- **目的 A**:
領域とラベルの一覧の先頭の行から「sidebar-item-fields[interactable]: Fields [0,160,200,320]」を含む行までを、空行を除いてMarkdownの表に書き直すこと。列は「番号」に行番号、「内容」にその行をそのまま入れる。

- **文書**:
┌──

あと、メリー・ルーが「金持ちの息子だから」ってことでビルをプロムの相手に選んだのなら、他の男との関係がバレるのは出来る限り避けたいはずで。
ところがクーパーとの関係がバレても彼女は全く悪びれないどころか、引き離そうとするビルを「アンタは邪魔よ」と邪険に突き放すんだよね。
それは「バレたからビルを利用できないと考えて開き直った」ってことなのか。
ただ、そもそも「金持ちの息子だから」ってことで男を利用しようと目論むような奴が、アバズレであることを全く隠さずに色んな男と関係を持っているのは、キャラとして一貫性を欠いているように思えるんだよね。

ヴィッキーが母親にドレスの購入を認めてもらえないのでパーティー用倉庫を物色するってのは、「他の選択肢があるでしょ」と言いたくなる。
まずは「母に内緒で父に金を出してもらおうとする」ってのが、真っ先に浮かぶ方法だ。
また、既に持っている緑のドレスを手直しして使うことを考えてもいいだろう。あるいは、片っ端から知り合いに当たってみるのも1つの手だろう。
他の選択肢も全て塞がれたのなら、「仕方なく昔の衣装を物色する」ってのも分からんではないよ。でも、いきなり「古い衣装を物色」ってのは、大いに違和感がある。
だって、そこにあるのは全て古い衣装だからね。

しかも、じゃあヴィッキーはドレスを拝借するのかと思ったら、なぜかローブと王冠を持ち去るのよね。そんなの、どう使うつもりなのか。
で、それを美術室に持ち込むと、ジェスがローブを着用したり王冠の宝石を外したりするんだけど、どういう心情なのかサッパリだよ。彼女が密かにクイーンに憧れていたとか、ヴィッキーに嫉妬していたとか、そういうことは全く無いんだし。

└──

- **目的 B**:
この映画評の続きを、最後の文の次から同じ口調で書き足すこと。

領域とラベルの一覧
┌──

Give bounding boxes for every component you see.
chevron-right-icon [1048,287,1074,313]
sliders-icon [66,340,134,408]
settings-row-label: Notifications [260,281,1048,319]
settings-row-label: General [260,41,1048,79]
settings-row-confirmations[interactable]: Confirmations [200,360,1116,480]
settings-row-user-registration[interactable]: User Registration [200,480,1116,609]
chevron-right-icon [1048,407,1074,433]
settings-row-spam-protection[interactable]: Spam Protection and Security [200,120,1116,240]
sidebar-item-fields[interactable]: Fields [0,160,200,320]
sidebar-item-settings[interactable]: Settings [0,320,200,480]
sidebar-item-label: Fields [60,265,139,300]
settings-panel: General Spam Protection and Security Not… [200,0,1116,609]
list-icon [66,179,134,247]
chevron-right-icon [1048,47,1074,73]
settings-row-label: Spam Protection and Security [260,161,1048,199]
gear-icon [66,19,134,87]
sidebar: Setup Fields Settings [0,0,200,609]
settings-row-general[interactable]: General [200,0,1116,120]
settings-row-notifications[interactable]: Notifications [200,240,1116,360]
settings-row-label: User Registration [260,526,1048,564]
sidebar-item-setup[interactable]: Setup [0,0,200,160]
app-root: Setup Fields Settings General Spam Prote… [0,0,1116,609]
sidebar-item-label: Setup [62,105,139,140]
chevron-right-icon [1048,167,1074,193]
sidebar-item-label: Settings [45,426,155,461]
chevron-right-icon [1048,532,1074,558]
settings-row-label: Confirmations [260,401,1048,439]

└──

- **結果 A**:
| 番号 | 内容 |
|---|---|
| 1 | Give bounding boxes for every component you see. |
| 2 | chevron-right-icon [1048,287,1074,313] |
| 3 | sliders-icon [66,340,134,408] |
| 4 | settings-row-label: Notifications [260,281,1048,319] |
| 5 | settings-row-label: General [260,41,1048,79] |
| 6 | settings-row-confirmations[interactable]: Confirmations [200,360,1116,480] |
| 7 | settings-row-user-registration[interactable]: User Registration [200,480,1116,609] |
| 8 | chevron-right-icon [1048,407,1074,433] |
| 9 | settings-row-spam-protection[interactable]: Spam Protection and Security [200,120,1116,240] |
| 10 | sidebar-item-fields[interactable]: Fields [0,160,200,320] |

- **結果 B**:
宝石を外す行動に関しては、もはや強引な理由を思い付くことさえ無理だわ。
手で外そうとしたら外れないからって、わざわざ道具を使ってまで外すんだぜ。まるで心境が分からん。

ビルがハミルトン高校の校長になっていることが明らかになった時、「有り得ないだろ」と言いたくなる。あんな事件を起こしておいて、罪に問われることも無く済んだのかよ。どう考えたって警察は動くはずだし、そして動けば絶対にビルの犯行はバレるだろ。
ビルは金持ちの息子という設定だから、父親が裏から手を回して逮捕を免れたのか。だったら、そういうことに言及すべきだし。
あと、罪に問われずに済んだとしても、なんで母校の校長に就任しているんだよ。あんな事件を起こしたんだから、もう学校には関わりたくないと考える方が納得できるぞ。それと、せめてメリー・ルーの当時の衣装は処分しようとするだろ。なんで大事に保管しているんだよ。
それと、幾ら古い出来事でも、当時は大きく報道されたはずだし、学校の逸話として今も残っているはず。それなのに、現在の生徒は誰もその事件について知らない様子なんだよね。それも変だろ。

ヴィッキーはジェスの死を知らされた後、メリー・ルーの墓へ行く。でも、どういう理由で墓地を訪れたのかはサッパリ分からない。その時点では、まだ彼女はメリー・ルーのことなんて知らないはずなんだし。
メリー・ルーの悪霊に憑依されていたってことなのか。でも憑依されていたとしても、墓地へ行く必要は無いよな。
その後、ヴィッキーが幻覚を見るシーンや怪奇現象に襲われるが何度も出て来るが、これも整合性が取れていないんだよね。
メリー・ルーが憑依しているのなら、ヴィッキーが幻覚を見たり怪奇現象に見舞われたりするはずがない。一方、メリー・ルーの悪霊がヴィッキーを怖がらせているのだとしたら、「ヴィッキーが口紅を塗って我に返る」という行動は辻褄が合わない。
それに関しては、メリー・ルーが憑依していると解釈しないと変だ。

あくまでも推測に過ぎないが、たぶん場面によって「メリー・ルーがヴィッキーを怖がらせる」「メリー・ルーがヴィッキーに憑依する」という状況をコロコロと入れ替えているんじゃないかと思うんだよね。
そのせいで一貫性が無くなり、恐怖よりも違和感が圧倒的に強くなっちゃってるのよ。
っていうかさ、悪霊として復活したメリー・ルーの目的が、まるで見えて来ないんだよね。
ヴィッキーを怖がらせて、それで彼女は何を得られるのか。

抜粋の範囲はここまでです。